AIM: Read the records below. Copy each line where the string "порист" occurs.

# INFORMATION GIVEN start

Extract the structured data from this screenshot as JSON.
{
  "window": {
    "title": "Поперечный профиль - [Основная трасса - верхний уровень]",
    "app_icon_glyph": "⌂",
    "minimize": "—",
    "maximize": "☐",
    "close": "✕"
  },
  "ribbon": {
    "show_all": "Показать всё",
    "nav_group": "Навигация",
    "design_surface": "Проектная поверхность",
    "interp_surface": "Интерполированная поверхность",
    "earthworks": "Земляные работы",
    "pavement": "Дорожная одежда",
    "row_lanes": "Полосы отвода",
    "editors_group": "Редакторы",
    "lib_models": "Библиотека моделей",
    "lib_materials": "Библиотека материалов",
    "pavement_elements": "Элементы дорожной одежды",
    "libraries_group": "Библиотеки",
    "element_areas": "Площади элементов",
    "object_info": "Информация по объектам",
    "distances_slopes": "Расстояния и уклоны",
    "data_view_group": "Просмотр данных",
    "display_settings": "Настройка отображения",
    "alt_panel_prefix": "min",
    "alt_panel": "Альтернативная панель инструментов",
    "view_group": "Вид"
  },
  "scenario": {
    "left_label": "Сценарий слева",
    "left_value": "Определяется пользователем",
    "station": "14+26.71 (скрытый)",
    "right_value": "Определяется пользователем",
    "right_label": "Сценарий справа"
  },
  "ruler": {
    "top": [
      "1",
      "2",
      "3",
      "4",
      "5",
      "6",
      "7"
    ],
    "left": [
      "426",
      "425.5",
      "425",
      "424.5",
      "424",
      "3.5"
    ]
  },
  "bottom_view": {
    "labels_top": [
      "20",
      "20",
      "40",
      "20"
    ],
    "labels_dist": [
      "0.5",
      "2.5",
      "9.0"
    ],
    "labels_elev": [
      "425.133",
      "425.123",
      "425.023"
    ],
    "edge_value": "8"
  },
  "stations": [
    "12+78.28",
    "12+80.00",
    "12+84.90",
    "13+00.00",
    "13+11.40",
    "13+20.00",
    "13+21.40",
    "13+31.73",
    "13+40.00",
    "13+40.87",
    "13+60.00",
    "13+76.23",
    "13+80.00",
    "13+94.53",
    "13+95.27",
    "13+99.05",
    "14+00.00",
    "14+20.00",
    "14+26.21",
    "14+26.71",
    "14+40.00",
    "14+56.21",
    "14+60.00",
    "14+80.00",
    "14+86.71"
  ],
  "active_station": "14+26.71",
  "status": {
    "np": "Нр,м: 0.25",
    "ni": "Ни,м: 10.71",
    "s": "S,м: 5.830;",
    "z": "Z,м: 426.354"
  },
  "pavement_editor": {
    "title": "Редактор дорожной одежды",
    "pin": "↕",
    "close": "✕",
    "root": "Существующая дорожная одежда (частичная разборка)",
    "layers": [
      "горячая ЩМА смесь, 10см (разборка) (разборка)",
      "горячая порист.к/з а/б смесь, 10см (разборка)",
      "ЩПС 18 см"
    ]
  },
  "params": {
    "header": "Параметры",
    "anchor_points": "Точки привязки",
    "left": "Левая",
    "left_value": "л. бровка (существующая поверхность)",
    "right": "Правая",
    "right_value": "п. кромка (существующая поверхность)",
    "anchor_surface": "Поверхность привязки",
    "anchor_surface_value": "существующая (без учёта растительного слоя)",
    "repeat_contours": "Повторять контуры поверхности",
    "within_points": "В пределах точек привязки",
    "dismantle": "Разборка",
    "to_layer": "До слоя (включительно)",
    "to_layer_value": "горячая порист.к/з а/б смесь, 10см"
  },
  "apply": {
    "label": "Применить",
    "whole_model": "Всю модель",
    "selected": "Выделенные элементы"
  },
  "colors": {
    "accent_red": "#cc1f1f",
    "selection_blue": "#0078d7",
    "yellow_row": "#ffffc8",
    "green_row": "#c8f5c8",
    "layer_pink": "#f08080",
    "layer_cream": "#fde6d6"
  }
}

# INFORMATION GIVEN end

FINAL RESULT:
      "горячая порист.к/з а/б смесь, 10см (разборка)",
    "to_layer_value": "горячая порист.к/з а/б смесь, 10см"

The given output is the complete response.